### What the task asks
Reproduce every line of the data with "slice-percent-label" replaced by "slice-share-label" and everything else unchanged. Omit the pictures from your answer.

### Items
◇ ◇ ◇

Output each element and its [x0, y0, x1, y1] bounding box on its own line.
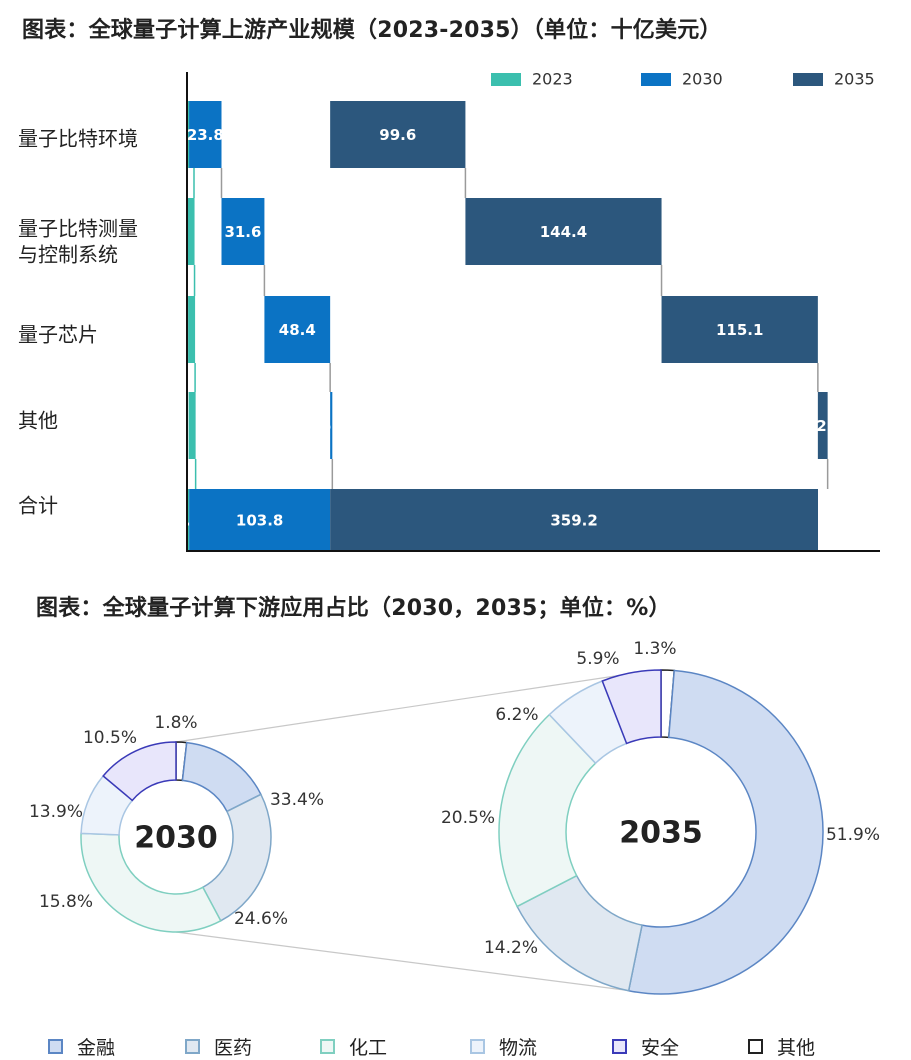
slice-percent-label: 14.2% — [484, 938, 538, 958]
legend-swatch-2030 — [641, 73, 671, 86]
slice-percent-label: 51.9% — [826, 825, 880, 845]
legend-swatch — [470, 1039, 485, 1054]
bar-value-label: 103.8 — [236, 512, 283, 530]
category-label: 合计 — [18, 494, 58, 518]
legend-label: 其他 — [777, 1037, 816, 1059]
legend-label: 化工 — [349, 1037, 388, 1059]
bar-value-label: 99.6 — [379, 126, 416, 144]
slice-percent-label: 20.5% — [441, 808, 495, 828]
bar-value-label: 359.2 — [550, 512, 597, 530]
bar-value-label: 1.6 — [305, 417, 332, 435]
bar-2035-row1 — [465, 198, 662, 265]
legend-label: 医药 — [214, 1037, 253, 1059]
slice-percent-label: 15.8% — [39, 892, 93, 912]
bar-2030-row2 — [264, 296, 331, 363]
bar-2030-row1 — [221, 198, 265, 265]
bar-2035-row2 — [661, 296, 818, 363]
legend-label: 2023 — [532, 70, 573, 89]
bar-2035-row0 — [330, 101, 466, 168]
category-label: 量子比特测量 — [18, 217, 138, 241]
bar-2030-row3 — [330, 392, 333, 459]
slice-percent-label: 33.4% — [270, 790, 324, 810]
legend-swatch — [748, 1039, 763, 1054]
slice-percent-label: 24.6% — [234, 909, 288, 929]
donut-center-label: 2035 — [619, 816, 703, 851]
legend-label: 安全 — [641, 1037, 680, 1059]
bar-2023-row2 — [188, 296, 196, 363]
donut-slice-安全 — [102, 741, 177, 802]
legend-item: 金融 — [48, 1033, 115, 1060]
donut-slice-安全 — [601, 669, 662, 745]
legend-item: 化工 — [320, 1033, 387, 1060]
slice-percent-label: 1.3% — [633, 639, 676, 659]
legend-item: 安全 — [612, 1033, 679, 1060]
bar-value-label: 23.8 — [187, 126, 224, 144]
legend-label: 物流 — [499, 1037, 538, 1059]
legend-item: 其他 — [748, 1033, 815, 1060]
legend-label: 金融 — [77, 1037, 116, 1059]
slice-percent-label: 5.9% — [576, 649, 619, 669]
bar-chart-title: 图表：全球量子计算上游产业规模（2023-2035）（单位：十亿美元） — [22, 18, 722, 43]
slice-percent-label: 13.9% — [29, 802, 83, 822]
bar-value-label: 7.2 — [800, 417, 827, 435]
donut-slice-金融 — [627, 669, 824, 995]
legend-label: 2030 — [682, 70, 723, 89]
legend-swatch — [185, 1039, 200, 1054]
legend-item: 医药 — [185, 1033, 252, 1060]
bar-total-2035 — [330, 489, 818, 551]
category-label: 其他 — [18, 409, 58, 433]
category-label: 量子芯片 — [18, 323, 98, 347]
slice-percent-label: 1.8% — [154, 713, 197, 733]
legend-swatch — [320, 1039, 335, 1054]
bar-2035-row3 — [817, 392, 828, 459]
legend-label: 2035 — [834, 70, 875, 89]
legend-swatch-2023 — [491, 73, 521, 86]
category-label: 量子比特环境 — [18, 127, 138, 151]
bar-value-label: 144.4 — [540, 223, 587, 241]
bar-total-2023 — [187, 489, 190, 551]
bar-value-label: 31.6 — [224, 223, 261, 241]
bar-2030-row0 — [189, 101, 222, 168]
bar-total-2030 — [189, 489, 331, 551]
legend-swatch — [612, 1039, 627, 1054]
zoom-connector-top — [175, 669, 656, 743]
legend-item: 物流 — [470, 1033, 537, 1060]
slice-percent-label: 10.5% — [83, 728, 137, 748]
legend-swatch-2035 — [793, 73, 823, 86]
donut-chart-title: 图表：全球量子计算下游应用占比（2030，2035；单位：%） — [36, 596, 671, 621]
bar-value-label: 48.4 — [279, 321, 316, 339]
legend-swatch — [48, 1039, 63, 1054]
bar-2023-row3 — [188, 392, 196, 459]
bar-2023-row1 — [187, 198, 195, 265]
slice-percent-label: 6.2% — [495, 705, 538, 725]
zoom-connector-bottom — [175, 931, 656, 995]
category-label: 与控制系统 — [18, 243, 118, 267]
donut-center-label: 2030 — [134, 821, 218, 856]
bar-value-label: 115.1 — [716, 321, 763, 339]
donut-slice-化工 — [80, 832, 222, 933]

◇ ◇ ◇

### Solution to the exercise
Output each element and its [x0, y0, x1, y1] bounding box on its own line.
slice-share-label: 14.2% — [484, 938, 538, 958]
legend-swatch-2030 — [641, 73, 671, 86]
slice-share-label: 51.9% — [826, 825, 880, 845]
legend-swatch — [470, 1039, 485, 1054]
bar-value-label: 103.8 — [236, 512, 283, 530]
category-label: 合计 — [18, 494, 58, 518]
legend-label: 其他 — [777, 1037, 816, 1059]
legend-label: 化工 — [349, 1037, 388, 1059]
bar-value-label: 99.6 — [379, 126, 416, 144]
slice-share-label: 20.5% — [441, 808, 495, 828]
bar-value-label: 359.2 — [550, 512, 597, 530]
bar-value-label: 1.6 — [305, 417, 332, 435]
bar-2035-row1 — [465, 198, 662, 265]
legend-label: 医药 — [214, 1037, 253, 1059]
slice-share-label: 15.8% — [39, 892, 93, 912]
bar-2030-row2 — [264, 296, 331, 363]
bar-2030-row1 — [221, 198, 265, 265]
bar-2035-row2 — [661, 296, 818, 363]
legend-label: 2023 — [532, 70, 573, 89]
bar-2035-row0 — [330, 101, 466, 168]
category-label: 量子比特测量 — [18, 217, 138, 241]
bar-2030-row3 — [330, 392, 333, 459]
slice-share-label: 33.4% — [270, 790, 324, 810]
legend-swatch — [748, 1039, 763, 1054]
slice-share-label: 24.6% — [234, 909, 288, 929]
donut-center-label: 2035 — [619, 816, 703, 851]
legend-label: 安全 — [641, 1037, 680, 1059]
bar-2023-row2 — [188, 296, 196, 363]
donut-slice-安全 — [102, 741, 177, 802]
legend-item: 金融 — [48, 1033, 115, 1060]
donut-slice-安全 — [601, 669, 662, 745]
legend-item: 化工 — [320, 1033, 387, 1060]
slice-share-label: 1.3% — [633, 639, 676, 659]
legend-item: 安全 — [612, 1033, 679, 1060]
bar-value-label: 23.8 — [187, 126, 224, 144]
legend-label: 物流 — [499, 1037, 538, 1059]
legend-item: 其他 — [748, 1033, 815, 1060]
legend-label: 金融 — [77, 1037, 116, 1059]
slice-share-label: 5.9% — [576, 649, 619, 669]
bar-chart-title: 图表：全球量子计算上游产业规模（2023-2035）（单位：十亿美元） — [22, 18, 722, 43]
slice-share-label: 13.9% — [29, 802, 83, 822]
bar-value-label: 7.2 — [800, 417, 827, 435]
donut-slice-金融 — [627, 669, 824, 995]
legend-label: 2030 — [682, 70, 723, 89]
legend-swatch — [185, 1039, 200, 1054]
legend-item: 医药 — [185, 1033, 252, 1060]
bar-total-2035 — [330, 489, 818, 551]
category-label: 其他 — [18, 409, 58, 433]
category-label: 量子芯片 — [18, 323, 98, 347]
slice-share-label: 1.8% — [154, 713, 197, 733]
legend-swatch — [320, 1039, 335, 1054]
bar-2035-row3 — [817, 392, 828, 459]
legend-label: 2035 — [834, 70, 875, 89]
legend-swatch-2023 — [491, 73, 521, 86]
category-label: 量子比特环境 — [18, 127, 138, 151]
bar-value-label: 144.4 — [540, 223, 587, 241]
bar-total-2023 — [187, 489, 190, 551]
bar-value-label: 31.6 — [224, 223, 261, 241]
bar-2030-row0 — [189, 101, 222, 168]
bar-total-2030 — [189, 489, 331, 551]
legend-swatch — [612, 1039, 627, 1054]
zoom-connector-top — [175, 669, 656, 743]
legend-item: 物流 — [470, 1033, 537, 1060]
slice-share-label: 10.5% — [83, 728, 137, 748]
legend-swatch-2035 — [793, 73, 823, 86]
donut-chart-title: 图表：全球量子计算下游应用占比（2030，2035；单位：%） — [36, 596, 671, 621]
bar-value-label: 48.4 — [279, 321, 316, 339]
legend-swatch — [48, 1039, 63, 1054]
bar-2023-row3 — [188, 392, 196, 459]
bar-2023-row1 — [187, 198, 195, 265]
slice-share-label: 6.2% — [495, 705, 538, 725]
zoom-connector-bottom — [175, 931, 656, 995]
category-label: 与控制系统 — [18, 243, 118, 267]
donut-center-label: 2030 — [134, 821, 218, 856]
bar-value-label: 115.1 — [716, 321, 763, 339]
donut-slice-化工 — [80, 832, 222, 933]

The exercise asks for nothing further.